* **PROBLEM DESCRIPTION**: Each line of the material below should be reproduced exactly.
** start PROVIDED DATA **
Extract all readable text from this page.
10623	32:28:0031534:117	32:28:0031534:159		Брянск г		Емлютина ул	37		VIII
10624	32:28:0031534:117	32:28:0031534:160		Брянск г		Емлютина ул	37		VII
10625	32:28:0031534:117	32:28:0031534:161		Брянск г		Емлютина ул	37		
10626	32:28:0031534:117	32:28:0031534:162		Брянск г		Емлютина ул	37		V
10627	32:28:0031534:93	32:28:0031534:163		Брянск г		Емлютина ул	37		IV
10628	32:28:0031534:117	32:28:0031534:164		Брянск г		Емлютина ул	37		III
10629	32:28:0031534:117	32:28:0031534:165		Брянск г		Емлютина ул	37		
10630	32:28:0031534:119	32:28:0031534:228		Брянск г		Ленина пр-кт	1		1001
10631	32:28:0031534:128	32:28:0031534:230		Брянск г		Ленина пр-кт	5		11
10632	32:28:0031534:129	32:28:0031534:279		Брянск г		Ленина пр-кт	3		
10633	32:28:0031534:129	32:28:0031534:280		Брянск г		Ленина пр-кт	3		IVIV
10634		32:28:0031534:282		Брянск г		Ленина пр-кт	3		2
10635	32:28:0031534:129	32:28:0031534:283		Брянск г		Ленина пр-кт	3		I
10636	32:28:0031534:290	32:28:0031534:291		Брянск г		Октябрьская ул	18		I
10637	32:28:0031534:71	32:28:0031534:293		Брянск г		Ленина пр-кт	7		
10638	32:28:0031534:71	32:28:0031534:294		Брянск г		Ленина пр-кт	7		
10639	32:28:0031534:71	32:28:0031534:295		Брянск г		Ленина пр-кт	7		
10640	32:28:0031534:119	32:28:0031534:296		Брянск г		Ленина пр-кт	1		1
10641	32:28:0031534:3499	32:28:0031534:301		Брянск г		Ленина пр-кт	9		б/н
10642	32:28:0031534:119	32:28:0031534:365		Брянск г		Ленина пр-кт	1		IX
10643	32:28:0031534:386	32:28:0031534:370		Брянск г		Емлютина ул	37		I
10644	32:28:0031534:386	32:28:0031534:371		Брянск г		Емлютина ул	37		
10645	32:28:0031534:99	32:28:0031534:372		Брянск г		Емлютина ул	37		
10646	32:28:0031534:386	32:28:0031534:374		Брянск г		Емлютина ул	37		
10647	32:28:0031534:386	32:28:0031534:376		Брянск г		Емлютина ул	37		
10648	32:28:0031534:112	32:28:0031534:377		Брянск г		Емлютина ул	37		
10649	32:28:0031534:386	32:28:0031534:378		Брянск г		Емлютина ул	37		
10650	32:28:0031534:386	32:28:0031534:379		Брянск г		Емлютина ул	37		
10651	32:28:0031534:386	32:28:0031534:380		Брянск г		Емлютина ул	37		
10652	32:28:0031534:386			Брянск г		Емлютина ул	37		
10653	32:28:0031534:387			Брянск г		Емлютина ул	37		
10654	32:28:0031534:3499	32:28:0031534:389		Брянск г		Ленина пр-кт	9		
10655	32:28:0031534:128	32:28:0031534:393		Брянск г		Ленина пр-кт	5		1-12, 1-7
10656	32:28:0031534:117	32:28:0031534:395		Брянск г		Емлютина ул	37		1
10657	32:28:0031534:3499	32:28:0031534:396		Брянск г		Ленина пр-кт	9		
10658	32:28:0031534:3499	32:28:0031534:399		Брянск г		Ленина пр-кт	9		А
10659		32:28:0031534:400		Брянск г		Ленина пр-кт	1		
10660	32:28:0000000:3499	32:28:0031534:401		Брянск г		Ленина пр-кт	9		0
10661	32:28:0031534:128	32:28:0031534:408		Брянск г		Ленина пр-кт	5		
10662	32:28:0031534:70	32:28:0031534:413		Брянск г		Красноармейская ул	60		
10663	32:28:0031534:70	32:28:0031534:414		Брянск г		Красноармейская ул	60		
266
** end PROVIDED DATA **
* **SOLUTION TO THE EXERCISE**:
Extract all readable text from this page.
10623	32:28:0031534:117	32:28:0031534:159		Брянск г		Емлютина ул	37		VIII
10624	32:28:0031534:117	32:28:0031534:160		Брянск г		Емлютина ул	37		VII
10625	32:28:0031534:117	32:28:0031534:161		Брянск г		Емлютина ул	37		
10626	32:28:0031534:117	32:28:0031534:162		Брянск г		Емлютина ул	37		V
10627	32:28:0031534:93	32:28:0031534:163		Брянск г		Емлютина ул	37		IV
10628	32:28:0031534:117	32:28:0031534:164		Брянск г		Емлютина ул	37		III
10629	32:28:0031534:117	32:28:0031534:165		Брянск г		Емлютина ул	37		
10630	32:28:0031534:119	32:28:0031534:228		Брянск г		Ленина пр-кт	1		1001
10631	32:28:0031534:128	32:28:0031534:230		Брянск г		Ленина пр-кт	5		11
10632	32:28:0031534:129	32:28:0031534:279		Брянск г		Ленина пр-кт	3		
10633	32:28:0031534:129	32:28:0031534:280		Брянск г		Ленина пр-кт	3		IVIV
10634		32:28:0031534:282		Брянск г		Ленина пр-кт	3		2
10635	32:28:0031534:129	32:28:0031534:283		Брянск г		Ленина пр-кт	3		I
10636	32:28:0031534:290	32:28:0031534:291		Брянск г		Октябрьская ул	18		I
10637	32:28:0031534:71	32:28:0031534:293		Брянск г		Ленина пр-кт	7		
10638	32:28:0031534:71	32:28:0031534:294		Брянск г		Ленина пр-кт	7		
10639	32:28:0031534:71	32:28:0031534:295		Брянск г		Ленина пр-кт	7		
10640	32:28:0031534:119	32:28:0031534:296		Брянск г		Ленина пр-кт	1		1
10641	32:28:0031534:3499	32:28:0031534:301		Брянск г		Ленина пр-кт	9		б/н
10642	32:28:0031534:119	32:28:0031534:365		Брянск г		Ленина пр-кт	1		IX
10643	32:28:0031534:386	32:28:0031534:370		Брянск г		Емлютина ул	37		I
10644	32:28:0031534:386	32:28:0031534:371		Брянск г		Емлютина ул	37		
10645	32:28:0031534:99	32:28:0031534:372		Брянск г		Емлютина ул	37		
10646	32:28:0031534:386	32:28:0031534:374		Брянск г		Емлютина ул	37		
10647	32:28:0031534:386	32:28:0031534:376		Брянск г		Емлютина ул	37		
10648	32:28:0031534:112	32:28:0031534:377		Брянск г		Емлютина ул	37		
10649	32:28:0031534:386	32:28:0031534:378		Брянск г		Емлютина ул	37		
10650	32:28:0031534:386	32:28:0031534:379		Брянск г		Емлютина ул	37		
10651	32:28:0031534:386	32:28:0031534:380		Брянск г		Емлютина ул	37		
10652	32:28:0031534:386			Брянск г		Емлютина ул	37		
10653	32:28:0031534:387			Брянск г		Емлютина ул	37		
10654	32:28:0031534:3499	32:28:0031534:389		Брянск г		Ленина пр-кт	9		
10655	32:28:0031534:128	32:28:0031534:393		Брянск г		Ленина пр-кт	5		1-12, 1-7
10656	32:28:0031534:117	32:28:0031534:395		Брянск г		Емлютина ул	37		1
10657	32:28:0031534:3499	32:28:0031534:396		Брянск г		Ленина пр-кт	9		
10658	32:28:0031534:3499	32:28:0031534:399		Брянск г		Ленина пр-кт	9		А
10659		32:28:0031534:400		Брянск г		Ленина пр-кт	1		
10660	32:28:0000000:3499	32:28:0031534:401		Брянск г		Ленина пр-кт	9		0
10661	32:28:0031534:128	32:28:0031534:408		Брянск г		Ленина пр-кт	5		
10662	32:28:0031534:70	32:28:0031534:413		Брянск г		Красноармейская ул	60		
10663	32:28:0031534:70	32:28:0031534:414		Брянск г		Красноармейская ул	60		
266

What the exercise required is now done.